+++ Record excerpts

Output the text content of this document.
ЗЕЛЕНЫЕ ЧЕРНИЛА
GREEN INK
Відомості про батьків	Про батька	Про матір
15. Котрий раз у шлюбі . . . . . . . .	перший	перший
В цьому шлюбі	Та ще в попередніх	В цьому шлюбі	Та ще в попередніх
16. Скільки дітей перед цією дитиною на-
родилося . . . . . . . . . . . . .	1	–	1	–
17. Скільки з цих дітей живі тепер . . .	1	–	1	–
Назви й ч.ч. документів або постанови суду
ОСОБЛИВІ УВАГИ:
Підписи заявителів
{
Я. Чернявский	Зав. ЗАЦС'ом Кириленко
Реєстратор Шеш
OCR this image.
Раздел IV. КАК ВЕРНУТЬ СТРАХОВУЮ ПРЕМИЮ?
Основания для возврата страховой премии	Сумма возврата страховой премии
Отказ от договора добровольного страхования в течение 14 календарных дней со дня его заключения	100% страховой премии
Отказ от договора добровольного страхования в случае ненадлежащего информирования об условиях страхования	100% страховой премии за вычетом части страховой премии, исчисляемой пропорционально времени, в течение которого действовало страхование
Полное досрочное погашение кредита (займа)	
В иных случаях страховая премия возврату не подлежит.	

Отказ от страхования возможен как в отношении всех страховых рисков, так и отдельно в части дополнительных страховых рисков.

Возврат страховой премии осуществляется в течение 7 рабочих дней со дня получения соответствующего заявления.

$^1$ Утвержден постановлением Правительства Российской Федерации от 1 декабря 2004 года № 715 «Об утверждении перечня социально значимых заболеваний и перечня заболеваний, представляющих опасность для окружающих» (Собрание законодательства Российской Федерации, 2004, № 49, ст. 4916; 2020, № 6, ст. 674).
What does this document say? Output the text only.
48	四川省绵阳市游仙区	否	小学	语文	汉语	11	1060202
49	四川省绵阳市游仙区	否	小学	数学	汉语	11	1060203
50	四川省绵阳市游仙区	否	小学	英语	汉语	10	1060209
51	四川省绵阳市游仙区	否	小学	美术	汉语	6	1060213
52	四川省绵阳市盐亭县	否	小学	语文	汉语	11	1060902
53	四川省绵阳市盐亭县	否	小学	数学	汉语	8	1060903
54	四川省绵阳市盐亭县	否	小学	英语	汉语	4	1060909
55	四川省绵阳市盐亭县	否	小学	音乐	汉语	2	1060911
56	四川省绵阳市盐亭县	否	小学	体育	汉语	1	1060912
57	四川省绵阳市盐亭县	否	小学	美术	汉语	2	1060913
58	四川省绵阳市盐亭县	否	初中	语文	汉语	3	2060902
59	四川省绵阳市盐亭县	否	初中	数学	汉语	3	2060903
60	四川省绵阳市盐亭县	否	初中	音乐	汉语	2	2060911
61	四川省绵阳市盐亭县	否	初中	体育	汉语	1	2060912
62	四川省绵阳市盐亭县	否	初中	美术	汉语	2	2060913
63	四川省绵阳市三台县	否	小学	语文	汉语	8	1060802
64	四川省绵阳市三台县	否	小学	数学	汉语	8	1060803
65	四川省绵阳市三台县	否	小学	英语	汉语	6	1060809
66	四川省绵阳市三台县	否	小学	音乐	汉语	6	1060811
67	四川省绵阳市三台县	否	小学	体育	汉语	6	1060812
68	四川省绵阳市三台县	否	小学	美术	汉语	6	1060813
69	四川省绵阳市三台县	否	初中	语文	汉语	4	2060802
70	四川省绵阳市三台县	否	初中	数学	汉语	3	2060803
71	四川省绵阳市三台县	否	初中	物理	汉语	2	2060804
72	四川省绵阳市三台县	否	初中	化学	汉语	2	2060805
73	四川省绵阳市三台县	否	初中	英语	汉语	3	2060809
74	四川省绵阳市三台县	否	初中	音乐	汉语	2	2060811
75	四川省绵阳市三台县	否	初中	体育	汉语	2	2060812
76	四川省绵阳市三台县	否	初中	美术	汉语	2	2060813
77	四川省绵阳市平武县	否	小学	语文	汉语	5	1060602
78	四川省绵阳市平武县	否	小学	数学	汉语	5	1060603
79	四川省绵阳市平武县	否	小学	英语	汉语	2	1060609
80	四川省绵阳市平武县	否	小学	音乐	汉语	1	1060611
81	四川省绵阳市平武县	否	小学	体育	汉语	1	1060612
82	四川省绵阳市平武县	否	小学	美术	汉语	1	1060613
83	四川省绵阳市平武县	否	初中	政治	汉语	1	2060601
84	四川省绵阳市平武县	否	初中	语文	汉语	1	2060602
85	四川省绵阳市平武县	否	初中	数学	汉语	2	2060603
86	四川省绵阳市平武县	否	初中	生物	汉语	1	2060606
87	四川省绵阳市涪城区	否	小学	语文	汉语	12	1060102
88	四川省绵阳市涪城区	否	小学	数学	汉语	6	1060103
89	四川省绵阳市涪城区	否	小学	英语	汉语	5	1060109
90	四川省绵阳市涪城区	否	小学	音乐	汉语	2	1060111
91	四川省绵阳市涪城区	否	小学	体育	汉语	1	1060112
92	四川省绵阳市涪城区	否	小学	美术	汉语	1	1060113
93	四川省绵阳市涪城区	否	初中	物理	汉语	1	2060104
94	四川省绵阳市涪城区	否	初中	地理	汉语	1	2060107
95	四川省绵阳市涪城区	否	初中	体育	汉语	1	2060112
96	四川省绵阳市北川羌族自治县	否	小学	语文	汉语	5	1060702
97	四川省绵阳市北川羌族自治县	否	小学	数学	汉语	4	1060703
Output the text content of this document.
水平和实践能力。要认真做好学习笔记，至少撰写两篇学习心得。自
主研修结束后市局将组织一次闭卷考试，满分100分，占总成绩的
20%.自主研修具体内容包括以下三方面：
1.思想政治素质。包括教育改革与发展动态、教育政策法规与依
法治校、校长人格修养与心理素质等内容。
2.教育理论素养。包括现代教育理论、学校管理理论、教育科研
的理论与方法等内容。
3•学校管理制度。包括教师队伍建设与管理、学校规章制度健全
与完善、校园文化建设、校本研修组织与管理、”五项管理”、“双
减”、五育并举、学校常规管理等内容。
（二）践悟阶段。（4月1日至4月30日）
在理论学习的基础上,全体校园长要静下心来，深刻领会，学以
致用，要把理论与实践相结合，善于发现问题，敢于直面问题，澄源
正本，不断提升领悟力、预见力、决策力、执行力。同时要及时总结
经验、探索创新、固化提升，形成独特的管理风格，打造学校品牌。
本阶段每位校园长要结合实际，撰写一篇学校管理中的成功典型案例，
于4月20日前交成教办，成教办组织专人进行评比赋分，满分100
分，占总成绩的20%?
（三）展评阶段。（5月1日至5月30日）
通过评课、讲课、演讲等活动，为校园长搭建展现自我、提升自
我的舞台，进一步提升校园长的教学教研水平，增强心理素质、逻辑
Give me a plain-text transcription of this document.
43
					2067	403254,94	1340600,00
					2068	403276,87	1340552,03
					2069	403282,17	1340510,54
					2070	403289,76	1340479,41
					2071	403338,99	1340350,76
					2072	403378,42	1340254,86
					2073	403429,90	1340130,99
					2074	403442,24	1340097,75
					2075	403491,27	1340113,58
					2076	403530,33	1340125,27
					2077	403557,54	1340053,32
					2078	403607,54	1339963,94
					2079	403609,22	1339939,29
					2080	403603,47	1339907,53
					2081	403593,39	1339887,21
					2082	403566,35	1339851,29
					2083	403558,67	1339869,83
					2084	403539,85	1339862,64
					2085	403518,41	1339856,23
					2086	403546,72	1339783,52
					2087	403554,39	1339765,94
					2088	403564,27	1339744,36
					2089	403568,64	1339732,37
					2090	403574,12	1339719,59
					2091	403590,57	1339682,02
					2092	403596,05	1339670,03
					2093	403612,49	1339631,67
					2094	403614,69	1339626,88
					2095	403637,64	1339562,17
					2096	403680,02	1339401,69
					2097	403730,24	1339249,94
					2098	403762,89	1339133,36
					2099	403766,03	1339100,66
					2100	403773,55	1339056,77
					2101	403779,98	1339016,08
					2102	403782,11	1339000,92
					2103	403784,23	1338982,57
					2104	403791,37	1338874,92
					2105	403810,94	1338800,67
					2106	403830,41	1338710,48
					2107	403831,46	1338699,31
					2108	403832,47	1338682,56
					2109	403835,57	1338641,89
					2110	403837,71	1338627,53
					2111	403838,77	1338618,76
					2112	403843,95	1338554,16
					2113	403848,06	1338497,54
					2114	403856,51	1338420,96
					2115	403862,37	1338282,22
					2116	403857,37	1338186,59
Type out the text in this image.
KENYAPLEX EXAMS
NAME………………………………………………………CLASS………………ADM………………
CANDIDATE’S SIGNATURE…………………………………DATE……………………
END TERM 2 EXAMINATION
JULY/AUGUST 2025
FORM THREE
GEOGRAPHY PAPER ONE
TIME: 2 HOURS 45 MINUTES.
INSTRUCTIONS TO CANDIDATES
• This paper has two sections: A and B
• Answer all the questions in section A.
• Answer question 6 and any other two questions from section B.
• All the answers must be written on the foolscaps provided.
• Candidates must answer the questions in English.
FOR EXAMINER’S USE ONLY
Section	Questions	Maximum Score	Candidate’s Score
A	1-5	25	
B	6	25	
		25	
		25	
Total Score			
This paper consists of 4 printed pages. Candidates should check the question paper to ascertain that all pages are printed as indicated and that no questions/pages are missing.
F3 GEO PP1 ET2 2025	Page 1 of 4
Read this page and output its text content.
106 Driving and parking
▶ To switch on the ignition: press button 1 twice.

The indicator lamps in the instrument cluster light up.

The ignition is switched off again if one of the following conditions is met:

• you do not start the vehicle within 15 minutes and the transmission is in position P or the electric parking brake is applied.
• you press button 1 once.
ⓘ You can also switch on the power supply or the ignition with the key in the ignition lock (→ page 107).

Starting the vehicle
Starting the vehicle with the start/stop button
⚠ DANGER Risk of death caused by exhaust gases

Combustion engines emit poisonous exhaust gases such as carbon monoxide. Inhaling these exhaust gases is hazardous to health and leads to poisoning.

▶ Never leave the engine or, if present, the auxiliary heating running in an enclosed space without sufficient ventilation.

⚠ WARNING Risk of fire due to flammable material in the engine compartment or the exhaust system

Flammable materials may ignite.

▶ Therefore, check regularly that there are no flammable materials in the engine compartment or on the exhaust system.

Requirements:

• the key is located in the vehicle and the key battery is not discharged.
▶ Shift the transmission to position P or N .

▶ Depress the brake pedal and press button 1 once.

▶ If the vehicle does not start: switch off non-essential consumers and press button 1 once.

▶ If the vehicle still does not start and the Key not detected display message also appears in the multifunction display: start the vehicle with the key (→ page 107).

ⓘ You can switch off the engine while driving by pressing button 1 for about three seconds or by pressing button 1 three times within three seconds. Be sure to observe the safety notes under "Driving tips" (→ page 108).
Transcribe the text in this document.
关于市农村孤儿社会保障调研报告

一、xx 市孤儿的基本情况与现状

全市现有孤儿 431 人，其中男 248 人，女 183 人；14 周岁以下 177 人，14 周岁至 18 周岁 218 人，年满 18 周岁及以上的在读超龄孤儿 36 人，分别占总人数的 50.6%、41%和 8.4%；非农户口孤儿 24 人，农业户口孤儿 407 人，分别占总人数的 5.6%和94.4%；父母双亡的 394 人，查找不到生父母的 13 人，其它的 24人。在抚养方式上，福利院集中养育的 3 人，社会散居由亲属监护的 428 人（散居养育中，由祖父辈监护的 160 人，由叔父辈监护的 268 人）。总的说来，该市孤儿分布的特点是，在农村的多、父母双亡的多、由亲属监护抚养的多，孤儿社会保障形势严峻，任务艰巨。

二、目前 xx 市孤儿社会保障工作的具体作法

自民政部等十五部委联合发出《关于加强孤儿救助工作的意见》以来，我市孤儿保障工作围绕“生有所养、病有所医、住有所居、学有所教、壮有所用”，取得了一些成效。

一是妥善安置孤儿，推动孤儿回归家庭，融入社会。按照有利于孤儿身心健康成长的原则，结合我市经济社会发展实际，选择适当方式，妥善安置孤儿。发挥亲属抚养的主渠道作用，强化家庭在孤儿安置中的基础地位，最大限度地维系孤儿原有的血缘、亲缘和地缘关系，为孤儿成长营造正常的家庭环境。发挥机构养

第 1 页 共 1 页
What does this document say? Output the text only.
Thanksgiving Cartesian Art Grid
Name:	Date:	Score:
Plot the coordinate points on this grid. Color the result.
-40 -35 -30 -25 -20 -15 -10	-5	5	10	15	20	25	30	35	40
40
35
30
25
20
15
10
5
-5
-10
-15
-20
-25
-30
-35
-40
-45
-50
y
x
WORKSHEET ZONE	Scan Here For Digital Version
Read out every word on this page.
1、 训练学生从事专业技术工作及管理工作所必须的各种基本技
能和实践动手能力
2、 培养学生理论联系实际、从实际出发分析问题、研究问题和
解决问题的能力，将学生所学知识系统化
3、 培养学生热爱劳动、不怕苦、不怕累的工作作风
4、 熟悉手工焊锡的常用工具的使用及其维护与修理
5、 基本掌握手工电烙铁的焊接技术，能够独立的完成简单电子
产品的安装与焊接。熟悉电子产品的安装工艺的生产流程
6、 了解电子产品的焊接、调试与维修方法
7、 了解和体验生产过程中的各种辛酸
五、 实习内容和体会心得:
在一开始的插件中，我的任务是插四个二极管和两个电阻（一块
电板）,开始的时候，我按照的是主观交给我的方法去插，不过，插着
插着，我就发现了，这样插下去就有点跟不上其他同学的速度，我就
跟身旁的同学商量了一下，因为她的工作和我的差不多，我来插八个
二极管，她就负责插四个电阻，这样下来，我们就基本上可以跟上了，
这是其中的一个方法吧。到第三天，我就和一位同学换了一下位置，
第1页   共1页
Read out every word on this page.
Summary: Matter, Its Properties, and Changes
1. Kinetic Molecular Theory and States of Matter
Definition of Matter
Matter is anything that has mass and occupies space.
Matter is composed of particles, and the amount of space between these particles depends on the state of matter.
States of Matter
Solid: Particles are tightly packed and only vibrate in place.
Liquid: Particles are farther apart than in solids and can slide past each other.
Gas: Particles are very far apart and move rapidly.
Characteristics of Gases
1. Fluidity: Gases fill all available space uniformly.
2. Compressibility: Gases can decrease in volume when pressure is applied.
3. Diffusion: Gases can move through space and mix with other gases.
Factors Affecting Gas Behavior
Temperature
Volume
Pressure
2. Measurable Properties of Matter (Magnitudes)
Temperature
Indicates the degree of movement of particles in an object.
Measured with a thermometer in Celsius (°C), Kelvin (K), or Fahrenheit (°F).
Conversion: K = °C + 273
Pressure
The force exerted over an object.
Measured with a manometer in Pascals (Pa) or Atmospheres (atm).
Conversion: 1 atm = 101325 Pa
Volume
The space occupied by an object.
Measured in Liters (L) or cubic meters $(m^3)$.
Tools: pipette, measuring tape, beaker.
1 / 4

++++++

- _Stated task_
Search the data above for the word "Скільки", then gather each line in which it appears.

- _Result of this exercise_
16. Скільки дітей перед цією дитиною на-
17. Скільки з цих дітей живі тепер . . .	1	–	1	–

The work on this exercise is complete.